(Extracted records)
◆ ◆ ◆
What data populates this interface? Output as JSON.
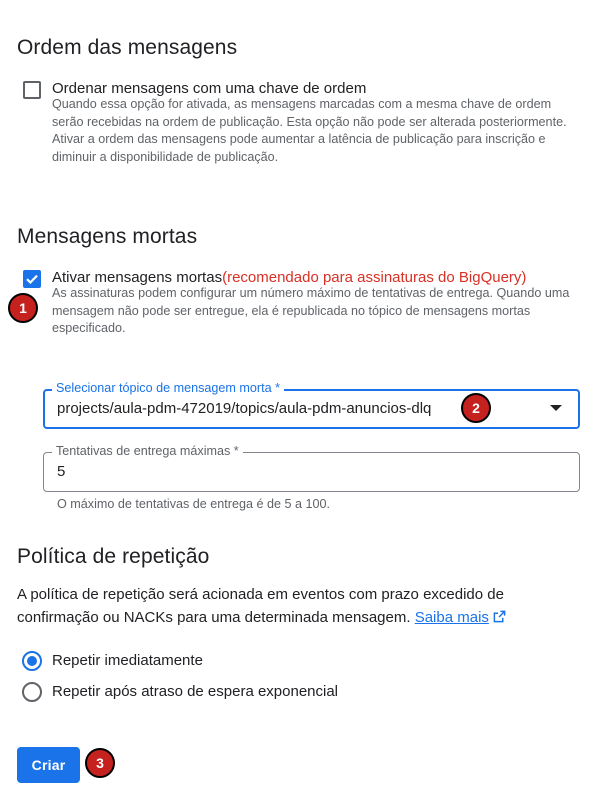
{
  "ordering": {
    "heading": "Ordem das mensagens",
    "checkbox_label": "Ordenar mensagens com uma chave de ordem",
    "checked": false,
    "help": "Quando essa opção for ativada, as mensagens marcadas com a mesma chave de ordem serão recebidas na ordem de publicação. Esta opção não pode ser alterada posteriormente. Ativar a ordem das mensagens pode aumentar a latência de publicação para inscrição e diminuir a disponibilidade de publicação."
  },
  "dead_letter": {
    "heading": "Mensagens mortas",
    "checkbox_label": "Ativar mensagens mortas",
    "recommended": "(recomendado para assinaturas do BigQuery)",
    "checked": true,
    "help": "As assinaturas podem configurar um número máximo de tentativas de entrega. Quando uma mensagem não pode ser entregue, ela é republicada no tópico de mensagens mortas especificado.",
    "topic_field": {
      "label": "Selecionar tópico de mensagem morta *",
      "value": "projects/aula-pdm-472019/topics/aula-pdm-anuncios-dlq"
    },
    "attempts_field": {
      "label": "Tentativas de entrega máximas *",
      "value": "5",
      "hint": "O máximo de tentativas de entrega é de 5 a 100."
    }
  },
  "retry": {
    "heading": "Política de repetição",
    "description": "A política de repetição será acionada em eventos com prazo excedido de confirmação ou NACKs para uma determinada mensagem.",
    "learn_more": "Saiba mais",
    "options": [
      {
        "label": "Repetir imediatamente",
        "selected": true
      },
      {
        "label": "Repetir após atraso de espera exponencial",
        "selected": false
      }
    ]
  },
  "create_button": "Criar",
  "annotations": [
    "1",
    "2",
    "3"
  ],
  "colors": {
    "primary": "#1a73e8",
    "danger": "#d93025",
    "badge": "#c5221f"
  }
}
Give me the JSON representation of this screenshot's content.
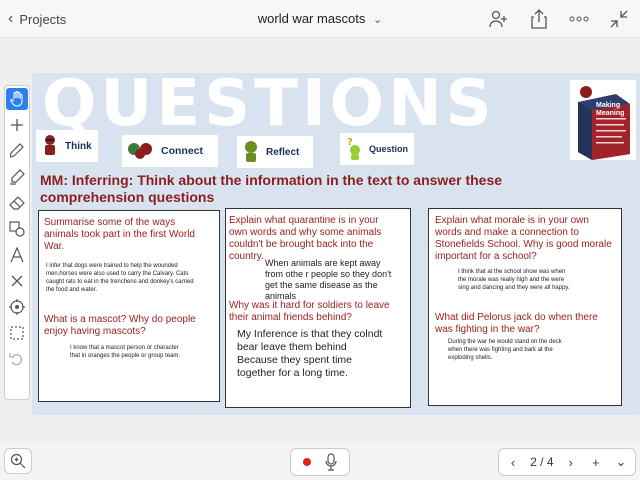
{
  "header": {
    "back_label": "Projects",
    "doc_title": "world war mascots",
    "icons": [
      "add-person-icon",
      "share-icon",
      "more-icon",
      "collapse-icon"
    ]
  },
  "toolbox": {
    "tools": [
      "pointer-icon",
      "plus-icon",
      "pen-icon",
      "highlighter-icon",
      "eraser-icon",
      "shape-icon",
      "text-icon",
      "close-icon",
      "target-icon",
      "select-box-icon",
      "undo-icon"
    ]
  },
  "slide": {
    "title": "QUESTIONS",
    "badges": [
      {
        "label": "Think"
      },
      {
        "label": "Connect"
      },
      {
        "label": "Reflect"
      },
      {
        "label": "Question"
      }
    ],
    "graphic_label": "Making Meaning",
    "heading": "MM: Inferring: Think about the information in the text  to answer these comprehension questions",
    "cards": [
      {
        "q1": "Summarise some of the ways animals took part in the first World War.",
        "a1": "I infer that dogs were trained to help the wounded men,horses were also used to carry the Calvary. Cats caught rats to eat in the trenchens and donkey's carried the food and water.",
        "q2": "What is a mascot? Why do people enjoy having mascots?",
        "a2": "I know that  a mascot person or character that in oranges the people or group team."
      },
      {
        "q1": "Explain what quarantine is in your own words and why some animals couldn't be brought back into the country.",
        "a1": "When animals are kept away from othe r people so they don't get the same disease as the animals",
        "q2": "Why was it hard for soldiers to leave their animal friends behind?",
        "a2": "My Inference is that they colndt bear leave them behind Because they spent time together for a long time."
      },
      {
        "q1": "Explain what morale is in your own words and make a connection to Stonefields School. Why is good morale important for a school?",
        "a1": "I think that at the school show was when the morale was really high and the were sing and dancing and they were all happy.",
        "q2": "What did Pelorus jack do when there was fighting in the war?",
        "a2": "During the war he would stand on the deck when there was fighting and bark at the exploding shells."
      }
    ]
  },
  "footer": {
    "page_indicator": "2 / 4"
  },
  "colors": {
    "accent": "#2d7ff0",
    "slide_bg": "#d9e2ef",
    "question_red": "#9b1d1d",
    "record_red": "#e02424"
  }
}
◆ ◆ ◆
Where a line of the material above holds the string "behind", copy that line.

- [THE COMPLETED TASK]
        "q2": "Why was it hard for soldiers to leave their animal friends behind?",
        "a2": "My Inference is that they colndt bear leave them behind Because they spent time together for a long time."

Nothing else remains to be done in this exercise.